Goal |
Could every line of the data be printed exactly as it reads?

Records shown |
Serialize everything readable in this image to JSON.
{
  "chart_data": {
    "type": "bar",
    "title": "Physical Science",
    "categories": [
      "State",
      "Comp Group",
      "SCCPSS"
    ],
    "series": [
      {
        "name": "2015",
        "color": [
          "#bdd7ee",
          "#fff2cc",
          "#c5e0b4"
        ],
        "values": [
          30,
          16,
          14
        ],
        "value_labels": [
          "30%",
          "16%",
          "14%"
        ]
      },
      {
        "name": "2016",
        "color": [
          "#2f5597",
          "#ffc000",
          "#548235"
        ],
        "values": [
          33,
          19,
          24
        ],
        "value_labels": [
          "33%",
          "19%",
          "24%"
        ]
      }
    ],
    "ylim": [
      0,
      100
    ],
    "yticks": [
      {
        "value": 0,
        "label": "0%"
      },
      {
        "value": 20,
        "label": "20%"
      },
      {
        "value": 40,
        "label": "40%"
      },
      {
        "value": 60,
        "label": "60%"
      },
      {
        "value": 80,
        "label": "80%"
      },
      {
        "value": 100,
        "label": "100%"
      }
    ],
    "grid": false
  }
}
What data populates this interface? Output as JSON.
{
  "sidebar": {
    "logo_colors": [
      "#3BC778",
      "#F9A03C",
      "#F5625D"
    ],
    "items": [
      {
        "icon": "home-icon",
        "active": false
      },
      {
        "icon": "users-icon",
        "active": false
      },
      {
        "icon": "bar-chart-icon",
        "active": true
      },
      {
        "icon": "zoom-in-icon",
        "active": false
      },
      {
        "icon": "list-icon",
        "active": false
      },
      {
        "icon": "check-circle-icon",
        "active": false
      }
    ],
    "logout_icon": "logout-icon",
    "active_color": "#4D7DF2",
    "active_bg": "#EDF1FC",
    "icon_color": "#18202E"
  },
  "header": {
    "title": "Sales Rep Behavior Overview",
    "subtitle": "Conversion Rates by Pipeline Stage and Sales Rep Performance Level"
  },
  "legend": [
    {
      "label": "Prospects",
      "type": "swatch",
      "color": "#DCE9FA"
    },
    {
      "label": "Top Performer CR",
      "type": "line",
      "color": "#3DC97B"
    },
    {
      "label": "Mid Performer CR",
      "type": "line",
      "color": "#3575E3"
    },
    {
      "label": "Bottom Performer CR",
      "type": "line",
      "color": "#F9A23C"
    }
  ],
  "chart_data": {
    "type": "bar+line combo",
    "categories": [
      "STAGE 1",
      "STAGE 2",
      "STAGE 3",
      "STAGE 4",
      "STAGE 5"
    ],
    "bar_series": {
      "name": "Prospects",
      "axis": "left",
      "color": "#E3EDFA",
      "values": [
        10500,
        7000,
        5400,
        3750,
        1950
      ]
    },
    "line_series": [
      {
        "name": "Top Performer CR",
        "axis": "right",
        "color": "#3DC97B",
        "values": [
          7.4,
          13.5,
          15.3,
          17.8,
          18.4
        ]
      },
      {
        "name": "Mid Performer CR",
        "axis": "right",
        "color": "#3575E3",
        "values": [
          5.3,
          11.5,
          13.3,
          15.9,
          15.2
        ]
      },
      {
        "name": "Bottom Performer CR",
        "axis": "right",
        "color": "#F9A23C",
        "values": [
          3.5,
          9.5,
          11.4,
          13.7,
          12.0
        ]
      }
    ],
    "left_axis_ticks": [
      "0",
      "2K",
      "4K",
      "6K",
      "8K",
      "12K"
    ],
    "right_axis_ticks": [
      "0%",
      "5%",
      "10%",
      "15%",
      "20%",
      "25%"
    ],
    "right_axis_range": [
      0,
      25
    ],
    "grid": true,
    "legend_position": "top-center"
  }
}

Reply |
Serialize everything readable in this image to JSON.
{
  "chart_data": {
    "type": "bar",
    "title": "Physical Science",
    "categories": [
      "State",
      "Comp Group",
      "SCCPSS"
    ],
    "series": [
      {
        "name": "2015",
        "color": [
          "#bdd7ee",
          "#fff2cc",
          "#c5e0b4"
        ],
        "values": [
          30,
          16,
          14
        ],
        "value_labels": [
          "30%",
          "16%",
          "14%"
        ]
      },
      {
        "name": "2016",
        "color": [
          "#2f5597",
          "#ffc000",
          "#548235"
        ],
        "values": [
          33,
          19,
          24
        ],
        "value_labels": [
          "33%",
          "19%",
          "24%"
        ]
      }
    ],
    "ylim": [
      0,
      100
    ],
    "yticks": [
      {
        "value": 0,
        "label": "0%"
      },
      {
        "value": 20,
        "label": "20%"
      },
      {
        "value": 40,
        "label": "40%"
      },
      {
        "value": 60,
        "label": "60%"
      },
      {
        "value": 80,
        "label": "80%"
      },
      {
        "value": 100,
        "label": "100%"
      }
    ],
    "grid": false
  }
}
What data populates this interface? Output as JSON.
{
  "sidebar": {
    "logo_colors": [
      "#3BC778",
      "#F9A03C",
      "#F5625D"
    ],
    "items": [
      {
        "icon": "home-icon",
        "active": false
      },
      {
        "icon": "users-icon",
        "active": false
      },
      {
        "icon": "bar-chart-icon",
        "active": true
      },
      {
        "icon": "zoom-in-icon",
        "active": false
      },
      {
        "icon": "list-icon",
        "active": false
      },
      {
        "icon": "check-circle-icon",
        "active": false
      }
    ],
    "logout_icon": "logout-icon",
    "active_color": "#4D7DF2",
    "active_bg": "#EDF1FC",
    "icon_color": "#18202E"
  },
  "header": {
    "title": "Sales Rep Behavior Overview",
    "subtitle": "Conversion Rates by Pipeline Stage and Sales Rep Performance Level"
  },
  "legend": [
    {
      "label": "Prospects",
      "type": "swatch",
      "color": "#DCE9FA"
    },
    {
      "label": "Top Performer CR",
      "type": "line",
      "color": "#3DC97B"
    },
    {
      "label": "Mid Performer CR",
      "type": "line",
      "color": "#3575E3"
    },
    {
      "label": "Bottom Performer CR",
      "type": "line",
      "color": "#F9A23C"
    }
  ],
  "chart_data": {
    "type": "bar+line combo",
    "categories": [
      "STAGE 1",
      "STAGE 2",
      "STAGE 3",
      "STAGE 4",
      "STAGE 5"
    ],
    "bar_series": {
      "name": "Prospects",
      "axis": "left",
      "color": "#E3EDFA",
      "values": [
        10500,
        7000,
        5400,
        3750,
        1950
      ]
    },
    "line_series": [
      {
        "name": "Top Performer CR",
        "axis": "right",
        "color": "#3DC97B",
        "values": [
          7.4,
          13.5,
          15.3,
          17.8,
          18.4
        ]
      },
      {
        "name": "Mid Performer CR",
        "axis": "right",
        "color": "#3575E3",
        "values": [
          5.3,
          11.5,
          13.3,
          15.9,
          15.2
        ]
      },
      {
        "name": "Bottom Performer CR",
        "axis": "right",
        "color": "#F9A23C",
        "values": [
          3.5,
          9.5,
          11.4,
          13.7,
          12.0
        ]
      }
    ],
    "left_axis_ticks": [
      "0",
      "2K",
      "4K",
      "6K",
      "8K",
      "12K"
    ],
    "right_axis_ticks": [
      "0%",
      "5%",
      "10%",
      "15%",
      "20%",
      "25%"
    ],
    "right_axis_range": [
      0,
      25
    ],
    "grid": true,
    "legend_position": "top-center"
  }
}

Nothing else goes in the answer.